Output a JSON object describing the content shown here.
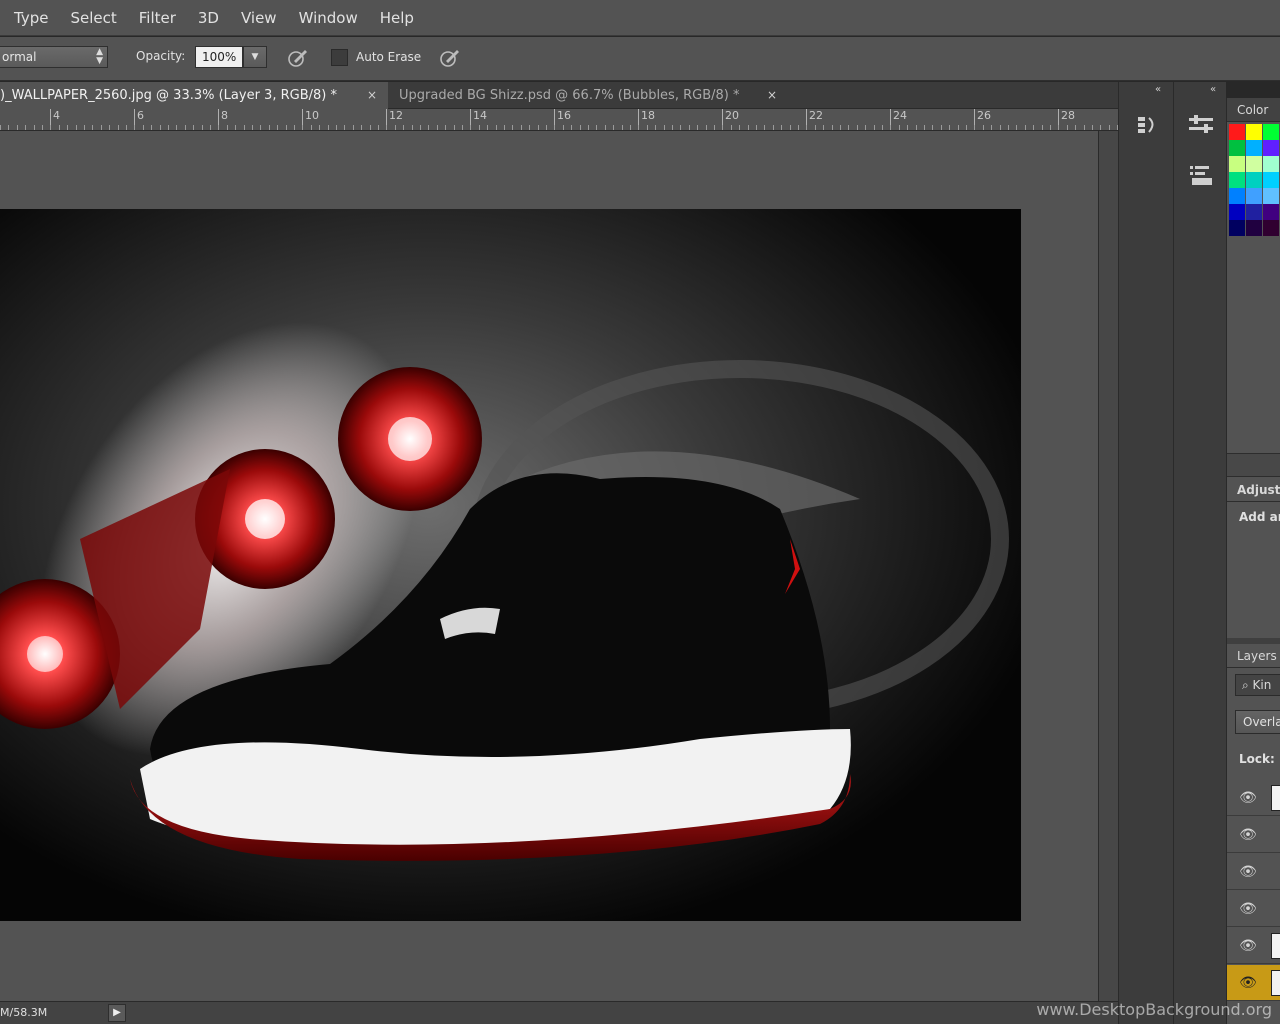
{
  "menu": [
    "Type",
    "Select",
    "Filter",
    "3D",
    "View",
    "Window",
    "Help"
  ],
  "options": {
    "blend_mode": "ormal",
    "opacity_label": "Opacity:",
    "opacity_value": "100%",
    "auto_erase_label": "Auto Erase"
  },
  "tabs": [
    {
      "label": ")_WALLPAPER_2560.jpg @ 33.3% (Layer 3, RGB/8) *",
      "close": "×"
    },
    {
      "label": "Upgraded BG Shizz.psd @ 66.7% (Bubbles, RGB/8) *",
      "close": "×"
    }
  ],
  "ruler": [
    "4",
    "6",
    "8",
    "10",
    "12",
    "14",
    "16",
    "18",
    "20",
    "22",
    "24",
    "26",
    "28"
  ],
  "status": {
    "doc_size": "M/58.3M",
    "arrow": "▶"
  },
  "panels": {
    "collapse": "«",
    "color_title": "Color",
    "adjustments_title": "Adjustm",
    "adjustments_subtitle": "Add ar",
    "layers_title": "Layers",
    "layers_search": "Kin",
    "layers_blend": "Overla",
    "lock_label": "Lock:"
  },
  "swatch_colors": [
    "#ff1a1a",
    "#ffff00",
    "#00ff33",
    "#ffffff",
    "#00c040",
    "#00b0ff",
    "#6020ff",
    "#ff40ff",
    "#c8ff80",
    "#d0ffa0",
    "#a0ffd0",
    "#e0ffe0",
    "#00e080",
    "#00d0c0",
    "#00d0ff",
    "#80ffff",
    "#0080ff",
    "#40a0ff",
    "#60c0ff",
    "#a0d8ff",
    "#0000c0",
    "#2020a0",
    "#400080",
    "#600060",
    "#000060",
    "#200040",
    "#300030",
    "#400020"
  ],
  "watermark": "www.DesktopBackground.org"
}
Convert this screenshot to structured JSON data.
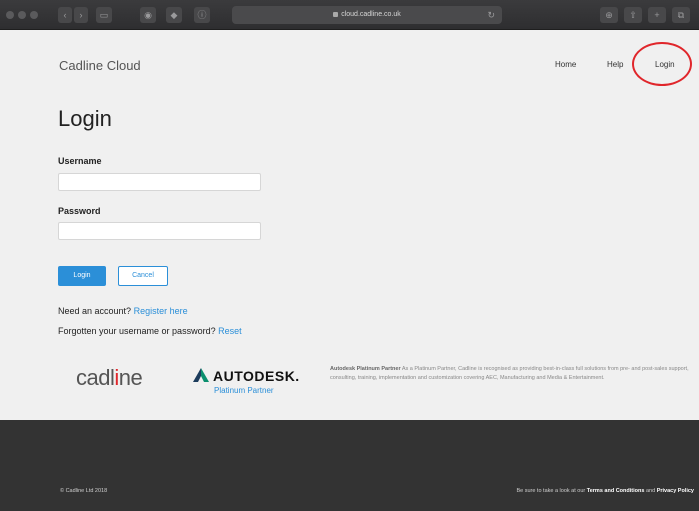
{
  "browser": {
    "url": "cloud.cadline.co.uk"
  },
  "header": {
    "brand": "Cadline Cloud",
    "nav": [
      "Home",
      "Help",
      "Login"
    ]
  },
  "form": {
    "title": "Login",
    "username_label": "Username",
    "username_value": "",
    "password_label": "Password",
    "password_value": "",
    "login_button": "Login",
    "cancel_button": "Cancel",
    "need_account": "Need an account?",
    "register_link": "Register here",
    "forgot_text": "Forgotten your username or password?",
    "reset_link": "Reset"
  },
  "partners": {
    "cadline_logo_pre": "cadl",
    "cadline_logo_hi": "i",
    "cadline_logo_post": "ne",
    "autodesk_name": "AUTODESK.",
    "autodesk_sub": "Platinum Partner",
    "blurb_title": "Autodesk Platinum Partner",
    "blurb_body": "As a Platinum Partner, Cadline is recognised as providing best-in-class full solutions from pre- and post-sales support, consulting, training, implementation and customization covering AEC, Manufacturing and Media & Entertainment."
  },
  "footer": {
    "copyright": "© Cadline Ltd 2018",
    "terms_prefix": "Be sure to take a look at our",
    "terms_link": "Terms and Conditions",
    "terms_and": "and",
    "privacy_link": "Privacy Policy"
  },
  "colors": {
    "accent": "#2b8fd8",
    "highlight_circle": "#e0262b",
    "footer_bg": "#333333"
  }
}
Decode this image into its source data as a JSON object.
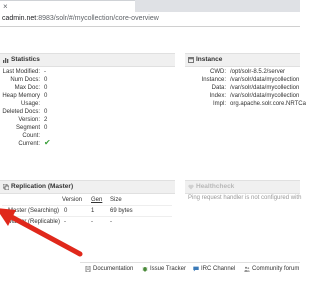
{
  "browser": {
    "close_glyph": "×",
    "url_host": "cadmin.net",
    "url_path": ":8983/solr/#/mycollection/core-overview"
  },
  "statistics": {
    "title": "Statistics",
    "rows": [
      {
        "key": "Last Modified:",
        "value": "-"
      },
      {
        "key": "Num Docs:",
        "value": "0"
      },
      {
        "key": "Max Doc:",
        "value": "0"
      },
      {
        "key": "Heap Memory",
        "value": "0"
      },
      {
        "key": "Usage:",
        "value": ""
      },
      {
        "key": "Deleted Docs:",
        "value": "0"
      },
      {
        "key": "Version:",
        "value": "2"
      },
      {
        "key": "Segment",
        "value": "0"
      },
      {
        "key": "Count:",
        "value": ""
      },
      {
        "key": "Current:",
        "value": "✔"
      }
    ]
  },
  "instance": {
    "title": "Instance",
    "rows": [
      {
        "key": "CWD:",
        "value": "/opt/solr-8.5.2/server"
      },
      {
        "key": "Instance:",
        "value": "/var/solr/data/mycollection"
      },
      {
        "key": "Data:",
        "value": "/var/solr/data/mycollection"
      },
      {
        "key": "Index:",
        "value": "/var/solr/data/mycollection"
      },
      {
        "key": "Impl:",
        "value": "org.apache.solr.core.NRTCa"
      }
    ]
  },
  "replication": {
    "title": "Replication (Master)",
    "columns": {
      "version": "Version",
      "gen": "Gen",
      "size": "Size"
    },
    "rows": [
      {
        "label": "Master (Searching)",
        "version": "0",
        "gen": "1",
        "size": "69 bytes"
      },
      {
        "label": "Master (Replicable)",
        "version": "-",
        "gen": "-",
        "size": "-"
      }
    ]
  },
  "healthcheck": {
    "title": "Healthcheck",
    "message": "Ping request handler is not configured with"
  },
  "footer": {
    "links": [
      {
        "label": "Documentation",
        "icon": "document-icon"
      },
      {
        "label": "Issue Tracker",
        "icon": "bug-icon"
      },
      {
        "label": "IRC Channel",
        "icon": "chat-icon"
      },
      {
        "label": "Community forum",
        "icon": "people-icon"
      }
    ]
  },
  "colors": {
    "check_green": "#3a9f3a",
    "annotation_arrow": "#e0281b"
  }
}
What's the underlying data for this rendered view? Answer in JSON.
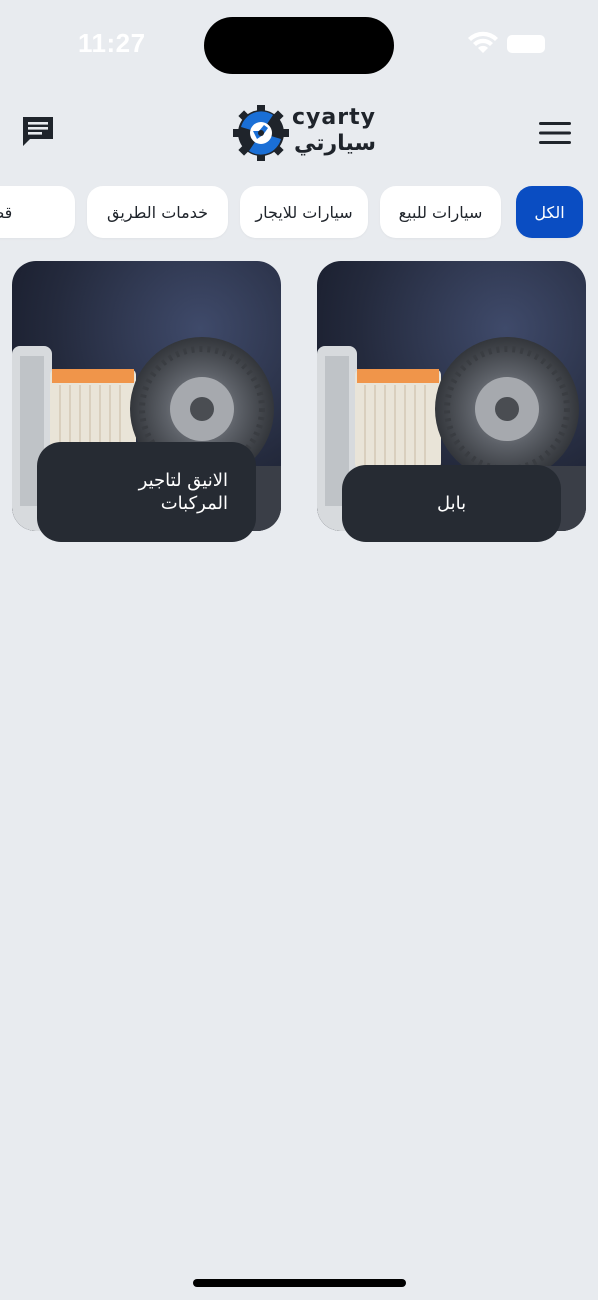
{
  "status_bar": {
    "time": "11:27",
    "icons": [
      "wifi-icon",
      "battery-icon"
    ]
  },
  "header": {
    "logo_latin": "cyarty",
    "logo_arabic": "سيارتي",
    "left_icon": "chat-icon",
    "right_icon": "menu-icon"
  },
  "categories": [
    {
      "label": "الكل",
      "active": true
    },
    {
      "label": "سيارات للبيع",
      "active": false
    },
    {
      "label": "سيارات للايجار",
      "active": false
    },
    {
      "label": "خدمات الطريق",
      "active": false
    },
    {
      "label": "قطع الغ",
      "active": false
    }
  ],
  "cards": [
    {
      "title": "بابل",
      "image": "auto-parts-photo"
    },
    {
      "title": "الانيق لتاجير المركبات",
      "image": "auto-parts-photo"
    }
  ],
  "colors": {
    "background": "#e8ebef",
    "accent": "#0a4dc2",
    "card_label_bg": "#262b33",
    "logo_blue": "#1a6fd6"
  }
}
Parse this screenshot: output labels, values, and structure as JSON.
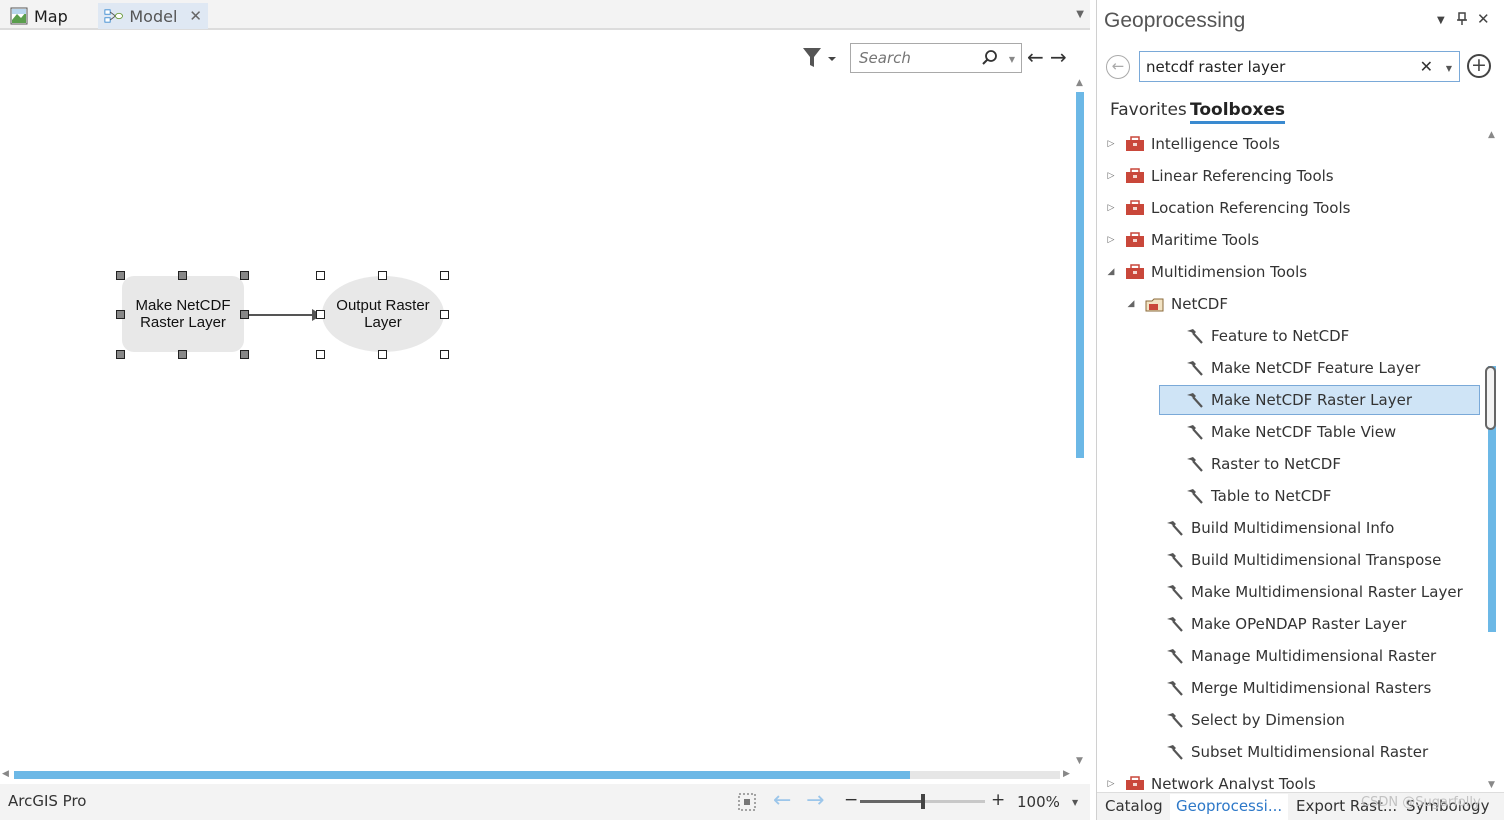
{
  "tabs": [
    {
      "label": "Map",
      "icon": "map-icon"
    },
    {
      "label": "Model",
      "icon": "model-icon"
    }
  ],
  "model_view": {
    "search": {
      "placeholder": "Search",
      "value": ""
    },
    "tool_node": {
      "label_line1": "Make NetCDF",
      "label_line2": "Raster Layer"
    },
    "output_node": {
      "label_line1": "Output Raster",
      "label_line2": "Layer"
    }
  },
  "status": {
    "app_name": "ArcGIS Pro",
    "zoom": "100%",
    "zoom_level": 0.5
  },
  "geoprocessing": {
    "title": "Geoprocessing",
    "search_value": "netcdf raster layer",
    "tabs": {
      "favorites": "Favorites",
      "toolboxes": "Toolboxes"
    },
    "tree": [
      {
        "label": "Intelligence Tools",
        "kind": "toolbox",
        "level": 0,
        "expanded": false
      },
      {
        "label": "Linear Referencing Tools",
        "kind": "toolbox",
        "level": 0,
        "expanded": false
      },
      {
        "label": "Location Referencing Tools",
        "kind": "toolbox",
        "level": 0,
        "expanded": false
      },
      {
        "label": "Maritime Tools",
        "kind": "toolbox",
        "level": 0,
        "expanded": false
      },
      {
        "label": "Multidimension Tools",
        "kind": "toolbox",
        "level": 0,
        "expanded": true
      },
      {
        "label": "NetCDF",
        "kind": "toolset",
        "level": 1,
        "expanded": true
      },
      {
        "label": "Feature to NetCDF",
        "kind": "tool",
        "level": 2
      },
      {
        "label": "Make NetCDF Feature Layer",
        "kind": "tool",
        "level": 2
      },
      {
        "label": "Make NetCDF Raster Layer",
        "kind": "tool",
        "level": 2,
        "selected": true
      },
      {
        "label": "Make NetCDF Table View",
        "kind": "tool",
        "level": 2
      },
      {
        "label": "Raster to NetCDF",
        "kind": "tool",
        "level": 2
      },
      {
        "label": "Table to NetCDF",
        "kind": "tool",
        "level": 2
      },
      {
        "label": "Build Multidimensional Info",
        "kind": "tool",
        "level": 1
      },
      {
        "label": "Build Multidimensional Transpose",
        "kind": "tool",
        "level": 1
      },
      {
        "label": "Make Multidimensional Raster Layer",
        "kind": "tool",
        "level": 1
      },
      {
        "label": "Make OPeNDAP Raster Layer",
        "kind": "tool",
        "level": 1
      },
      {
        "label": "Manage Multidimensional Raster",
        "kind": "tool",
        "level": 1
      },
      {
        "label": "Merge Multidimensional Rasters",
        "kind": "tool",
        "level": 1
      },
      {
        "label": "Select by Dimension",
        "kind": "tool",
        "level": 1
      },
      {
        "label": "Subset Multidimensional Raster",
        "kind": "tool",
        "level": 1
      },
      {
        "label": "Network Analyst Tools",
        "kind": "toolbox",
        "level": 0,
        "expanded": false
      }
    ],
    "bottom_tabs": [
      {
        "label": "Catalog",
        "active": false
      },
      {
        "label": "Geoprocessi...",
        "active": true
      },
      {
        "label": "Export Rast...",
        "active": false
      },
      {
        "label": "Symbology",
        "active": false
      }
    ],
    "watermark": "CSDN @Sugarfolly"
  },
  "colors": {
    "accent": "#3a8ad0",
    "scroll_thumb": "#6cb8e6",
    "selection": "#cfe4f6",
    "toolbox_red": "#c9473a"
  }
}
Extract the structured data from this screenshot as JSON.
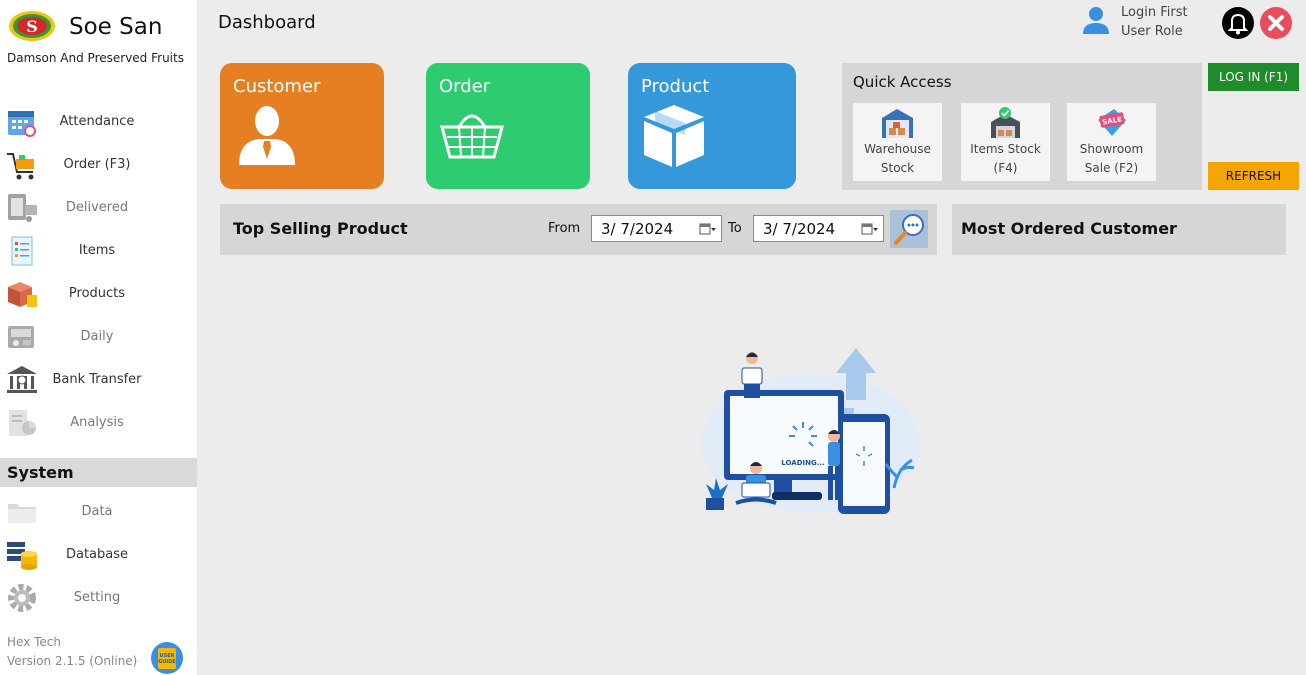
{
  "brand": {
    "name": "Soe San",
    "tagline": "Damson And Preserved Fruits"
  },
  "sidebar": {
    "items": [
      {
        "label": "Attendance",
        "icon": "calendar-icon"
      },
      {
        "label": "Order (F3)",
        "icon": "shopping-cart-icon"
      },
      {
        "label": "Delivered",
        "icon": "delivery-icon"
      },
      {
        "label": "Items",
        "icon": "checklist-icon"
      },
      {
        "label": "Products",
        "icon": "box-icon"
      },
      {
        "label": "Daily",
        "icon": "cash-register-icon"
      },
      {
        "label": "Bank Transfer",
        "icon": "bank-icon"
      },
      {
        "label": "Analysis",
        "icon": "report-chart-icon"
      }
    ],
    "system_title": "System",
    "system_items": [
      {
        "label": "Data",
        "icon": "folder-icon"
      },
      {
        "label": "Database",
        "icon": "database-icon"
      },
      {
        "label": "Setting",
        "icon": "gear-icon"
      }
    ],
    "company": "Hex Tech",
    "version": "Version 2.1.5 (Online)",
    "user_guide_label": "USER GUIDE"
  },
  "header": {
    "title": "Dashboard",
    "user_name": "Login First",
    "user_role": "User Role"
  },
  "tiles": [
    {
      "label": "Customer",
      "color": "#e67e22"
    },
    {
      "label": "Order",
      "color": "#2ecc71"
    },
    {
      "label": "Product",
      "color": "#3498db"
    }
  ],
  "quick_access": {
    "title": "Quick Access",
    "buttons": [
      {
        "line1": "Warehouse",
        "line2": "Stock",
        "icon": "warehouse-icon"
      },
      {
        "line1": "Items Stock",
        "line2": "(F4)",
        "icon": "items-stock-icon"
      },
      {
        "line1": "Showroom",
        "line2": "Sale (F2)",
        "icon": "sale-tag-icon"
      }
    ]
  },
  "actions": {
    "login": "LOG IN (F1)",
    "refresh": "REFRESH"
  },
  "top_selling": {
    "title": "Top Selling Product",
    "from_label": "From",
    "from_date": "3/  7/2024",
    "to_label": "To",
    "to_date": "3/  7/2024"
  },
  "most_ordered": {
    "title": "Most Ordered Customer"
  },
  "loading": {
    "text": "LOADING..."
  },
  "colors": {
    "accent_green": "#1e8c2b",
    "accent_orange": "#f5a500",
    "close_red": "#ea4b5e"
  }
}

--------------------------------------------------

Goal
Work out how many lines in the records above hold the string "object", then give only that count.

Exercise output
2